● **Written problem**:
Return every line of the data below that includes the string "content".

● **Material for this task**:
-*-*-

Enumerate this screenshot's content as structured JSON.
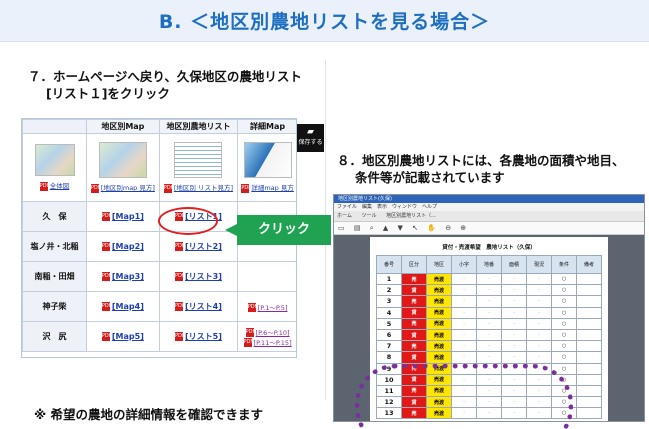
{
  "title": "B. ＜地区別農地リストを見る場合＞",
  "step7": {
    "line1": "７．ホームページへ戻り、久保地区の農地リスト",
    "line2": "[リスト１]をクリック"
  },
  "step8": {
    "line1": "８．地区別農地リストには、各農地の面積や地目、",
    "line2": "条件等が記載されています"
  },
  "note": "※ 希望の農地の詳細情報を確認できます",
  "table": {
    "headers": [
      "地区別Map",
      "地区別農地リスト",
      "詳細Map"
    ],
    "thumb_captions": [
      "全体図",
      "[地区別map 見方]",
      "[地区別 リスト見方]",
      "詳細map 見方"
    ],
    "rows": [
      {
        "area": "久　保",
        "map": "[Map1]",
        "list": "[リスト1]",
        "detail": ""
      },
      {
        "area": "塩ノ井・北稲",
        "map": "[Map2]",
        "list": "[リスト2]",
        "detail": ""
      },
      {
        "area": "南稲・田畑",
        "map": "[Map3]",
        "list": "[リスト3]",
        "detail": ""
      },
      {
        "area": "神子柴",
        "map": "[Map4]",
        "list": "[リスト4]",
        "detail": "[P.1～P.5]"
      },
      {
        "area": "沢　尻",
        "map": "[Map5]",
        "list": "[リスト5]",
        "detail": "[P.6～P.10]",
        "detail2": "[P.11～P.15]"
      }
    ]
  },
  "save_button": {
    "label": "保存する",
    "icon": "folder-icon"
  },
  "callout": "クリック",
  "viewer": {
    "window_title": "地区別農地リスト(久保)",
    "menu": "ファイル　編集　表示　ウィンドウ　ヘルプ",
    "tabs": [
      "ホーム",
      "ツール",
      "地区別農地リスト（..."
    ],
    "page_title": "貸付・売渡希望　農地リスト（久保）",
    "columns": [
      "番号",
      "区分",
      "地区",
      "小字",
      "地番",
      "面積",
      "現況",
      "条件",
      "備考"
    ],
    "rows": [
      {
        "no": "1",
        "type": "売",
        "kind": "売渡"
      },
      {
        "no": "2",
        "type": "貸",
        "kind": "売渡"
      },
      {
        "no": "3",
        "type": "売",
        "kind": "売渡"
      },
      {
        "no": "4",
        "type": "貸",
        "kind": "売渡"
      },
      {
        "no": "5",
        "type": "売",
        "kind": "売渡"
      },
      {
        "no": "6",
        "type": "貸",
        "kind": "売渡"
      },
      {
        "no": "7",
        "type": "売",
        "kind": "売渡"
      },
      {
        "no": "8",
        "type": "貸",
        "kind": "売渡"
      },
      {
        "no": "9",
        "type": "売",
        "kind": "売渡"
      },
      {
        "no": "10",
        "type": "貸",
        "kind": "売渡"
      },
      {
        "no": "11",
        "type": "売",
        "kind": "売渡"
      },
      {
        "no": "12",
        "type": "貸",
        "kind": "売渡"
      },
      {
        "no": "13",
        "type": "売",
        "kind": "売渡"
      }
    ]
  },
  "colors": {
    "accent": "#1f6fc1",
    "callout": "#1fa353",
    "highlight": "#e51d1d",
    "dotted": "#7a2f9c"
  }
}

-*-*-

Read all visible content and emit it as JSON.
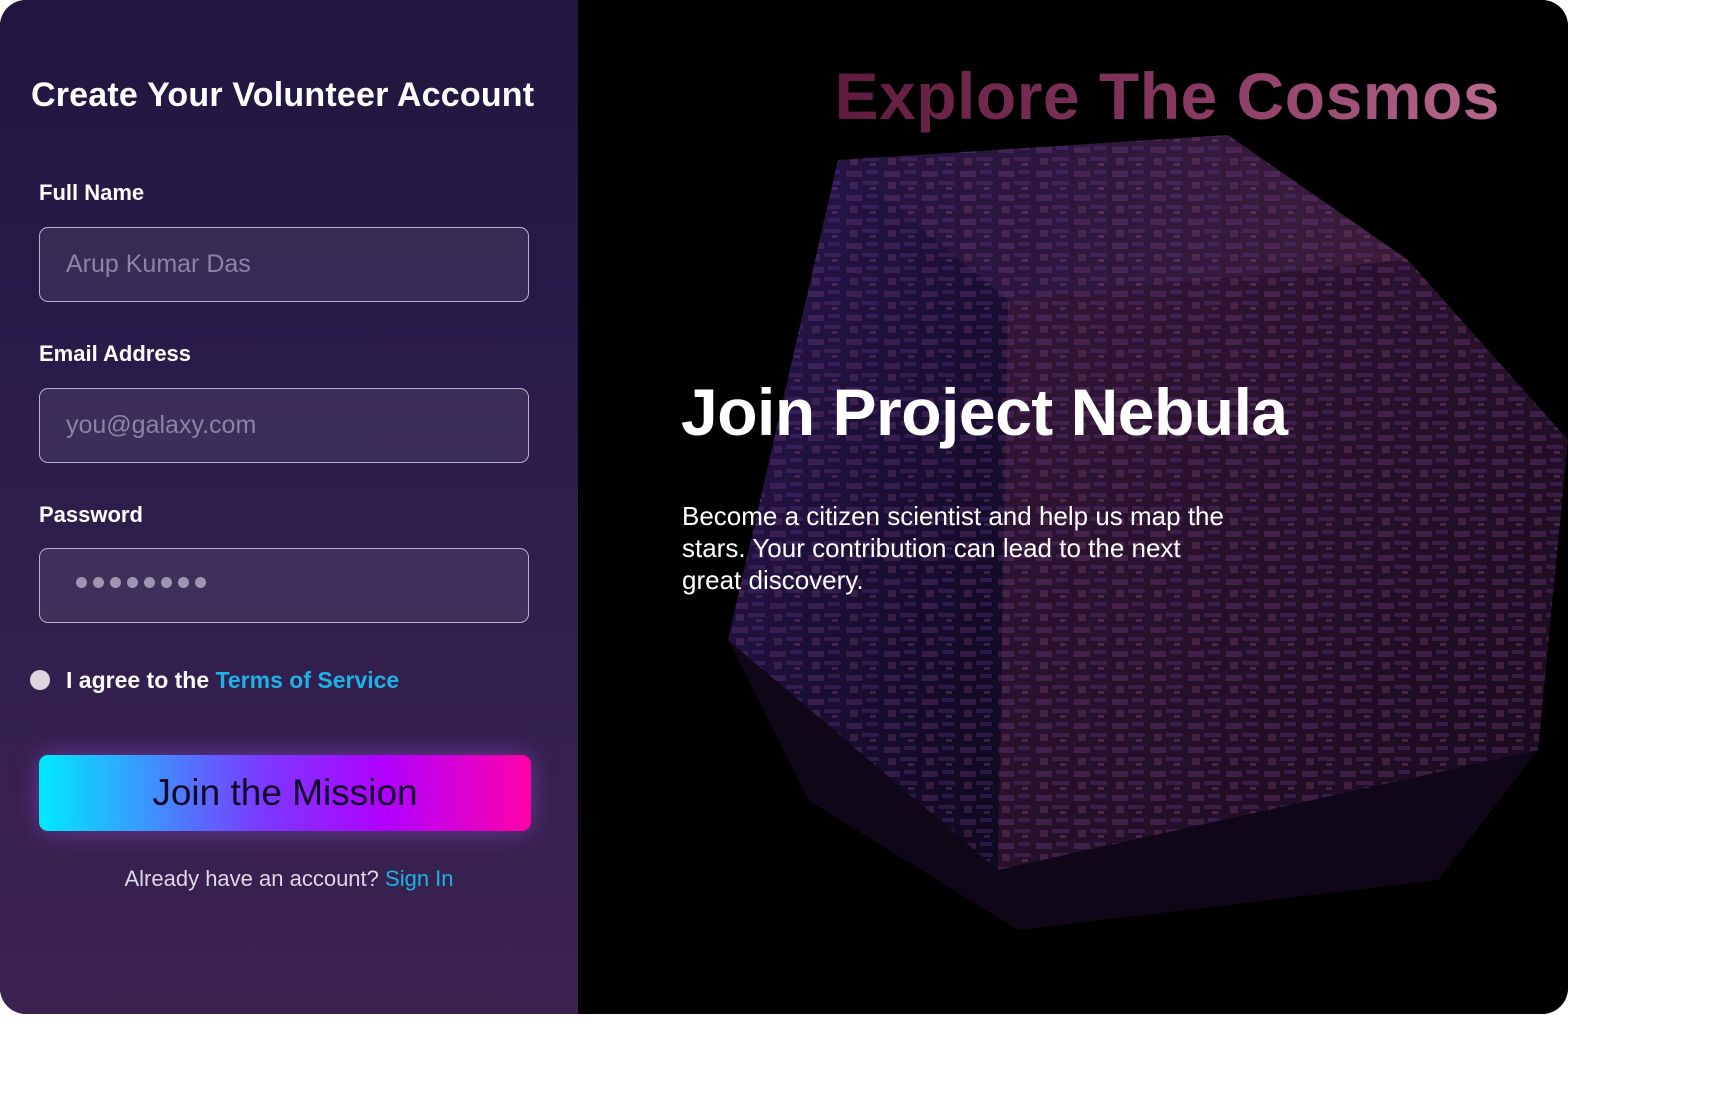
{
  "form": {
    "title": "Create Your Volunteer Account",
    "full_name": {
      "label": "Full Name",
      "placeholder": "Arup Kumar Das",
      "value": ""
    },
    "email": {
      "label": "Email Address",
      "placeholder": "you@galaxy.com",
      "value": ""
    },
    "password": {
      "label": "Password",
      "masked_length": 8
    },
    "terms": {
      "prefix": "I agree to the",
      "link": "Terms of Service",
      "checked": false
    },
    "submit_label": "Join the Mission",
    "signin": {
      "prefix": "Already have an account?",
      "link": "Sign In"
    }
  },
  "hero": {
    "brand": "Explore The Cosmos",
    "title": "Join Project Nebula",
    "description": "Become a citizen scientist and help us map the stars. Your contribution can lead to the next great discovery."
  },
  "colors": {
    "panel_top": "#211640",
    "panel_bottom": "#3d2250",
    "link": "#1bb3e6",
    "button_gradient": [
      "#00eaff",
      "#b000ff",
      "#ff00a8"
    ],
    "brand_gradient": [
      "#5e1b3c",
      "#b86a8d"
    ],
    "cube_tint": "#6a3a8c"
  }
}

-*-*-

● **Answer to this task**:
Enumerate this screenshot's content as structured JSON.
Read all visible content and emit it as JSON.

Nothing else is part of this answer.